WHAT THE TASK ASKS
Write every line of the material out exactly as shown.

# # # #

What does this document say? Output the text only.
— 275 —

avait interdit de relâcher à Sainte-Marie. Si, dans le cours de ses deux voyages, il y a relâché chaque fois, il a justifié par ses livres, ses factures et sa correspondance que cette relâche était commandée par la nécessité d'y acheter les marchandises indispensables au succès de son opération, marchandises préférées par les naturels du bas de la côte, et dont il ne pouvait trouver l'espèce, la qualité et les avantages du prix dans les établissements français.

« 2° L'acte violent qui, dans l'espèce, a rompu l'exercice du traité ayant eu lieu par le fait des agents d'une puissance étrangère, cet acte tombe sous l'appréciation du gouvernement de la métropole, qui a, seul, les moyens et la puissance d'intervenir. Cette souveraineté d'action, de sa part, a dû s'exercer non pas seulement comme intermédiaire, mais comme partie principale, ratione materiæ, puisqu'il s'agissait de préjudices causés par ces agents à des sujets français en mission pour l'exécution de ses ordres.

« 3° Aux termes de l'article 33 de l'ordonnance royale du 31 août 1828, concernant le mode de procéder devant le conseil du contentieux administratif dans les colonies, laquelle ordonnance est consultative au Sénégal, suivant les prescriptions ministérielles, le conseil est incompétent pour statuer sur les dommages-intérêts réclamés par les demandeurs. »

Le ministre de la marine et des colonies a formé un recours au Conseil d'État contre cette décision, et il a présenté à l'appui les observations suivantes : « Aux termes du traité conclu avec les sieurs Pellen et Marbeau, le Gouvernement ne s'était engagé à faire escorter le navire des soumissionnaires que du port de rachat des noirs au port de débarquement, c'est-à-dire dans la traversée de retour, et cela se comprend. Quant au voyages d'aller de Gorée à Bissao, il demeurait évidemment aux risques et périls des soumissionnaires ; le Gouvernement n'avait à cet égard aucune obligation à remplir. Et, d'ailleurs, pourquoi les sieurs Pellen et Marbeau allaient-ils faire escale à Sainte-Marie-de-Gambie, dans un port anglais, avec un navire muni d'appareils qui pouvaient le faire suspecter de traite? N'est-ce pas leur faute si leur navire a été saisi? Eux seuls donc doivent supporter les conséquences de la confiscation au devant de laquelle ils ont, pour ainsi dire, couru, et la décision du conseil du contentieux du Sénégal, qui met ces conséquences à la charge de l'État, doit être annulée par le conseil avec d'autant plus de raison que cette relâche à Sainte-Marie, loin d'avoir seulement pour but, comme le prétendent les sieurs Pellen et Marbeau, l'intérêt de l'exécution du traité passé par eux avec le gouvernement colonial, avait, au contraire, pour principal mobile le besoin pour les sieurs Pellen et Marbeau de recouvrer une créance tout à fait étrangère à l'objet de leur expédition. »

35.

# # # #

EXERCISE ANSWER
What does this document say? Output the text only.
— 275 —

avait interdit de relâcher à Sainte-Marie. Si, dans le cours de ses deux voyages, il y a relâché chaque fois, il a justifié par ses livres, ses factures et sa correspondance que cette relâche était commandée par la nécessité d'y acheter les marchandises indispensables au succès de son opération, marchandises préférées par les naturels du bas de la côte, et dont il ne pouvait trouver l'espèce, la qualité et les avantages du prix dans les établissements français.

« 2° L'acte violent qui, dans l'espèce, a rompu l'exercice du traité ayant eu lieu par le fait des agents d'une puissance étrangère, cet acte tombe sous l'appréciation du gouvernement de la métropole, qui a, seul, les moyens et la puissance d'intervenir. Cette souveraineté d'action, de sa part, a dû s'exercer non pas seulement comme intermédiaire, mais comme partie principale, ratione materiæ, puisqu'il s'agissait de préjudices causés par ces agents à des sujets français en mission pour l'exécution de ses ordres.

« 3° Aux termes de l'article 33 de l'ordonnance royale du 31 août 1828, concernant le mode de procéder devant le conseil du contentieux administratif dans les colonies, laquelle ordonnance est consultative au Sénégal, suivant les prescriptions ministérielles, le conseil est incompétent pour statuer sur les dommages-intérêts réclamés par les demandeurs. »

Le ministre de la marine et des colonies a formé un recours au Conseil d'État contre cette décision, et il a présenté à l'appui les observations suivantes : « Aux termes du traité conclu avec les sieurs Pellen et Marbeau, le Gouvernement ne s'était engagé à faire escorter le navire des soumissionnaires que du port de rachat des noirs au port de débarquement, c'est-à-dire dans la traversée de retour, et cela se comprend. Quant au voyages d'aller de Gorée à Bissao, il demeurait évidemment aux risques et périls des soumissionnaires ; le Gouvernement n'avait à cet égard aucune obligation à remplir. Et, d'ailleurs, pourquoi les sieurs Pellen et Marbeau allaient-ils faire escale à Sainte-Marie-de-Gambie, dans un port anglais, avec un navire muni d'appareils qui pouvaient le faire suspecter de traite? N'est-ce pas leur faute si leur navire a été saisi? Eux seuls donc doivent supporter les conséquences de la confiscation au devant de laquelle ils ont, pour ainsi dire, couru, et la décision du conseil du contentieux du Sénégal, qui met ces conséquences à la charge de l'État, doit être annulée par le conseil avec d'autant plus de raison que cette relâche à Sainte-Marie, loin d'avoir seulement pour but, comme le prétendent les sieurs Pellen et Marbeau, l'intérêt de l'exécution du traité passé par eux avec le gouvernement colonial, avait, au contraire, pour principal mobile le besoin pour les sieurs Pellen et Marbeau de recouvrer une créance tout à fait étrangère à l'objet de leur expédition. »

35.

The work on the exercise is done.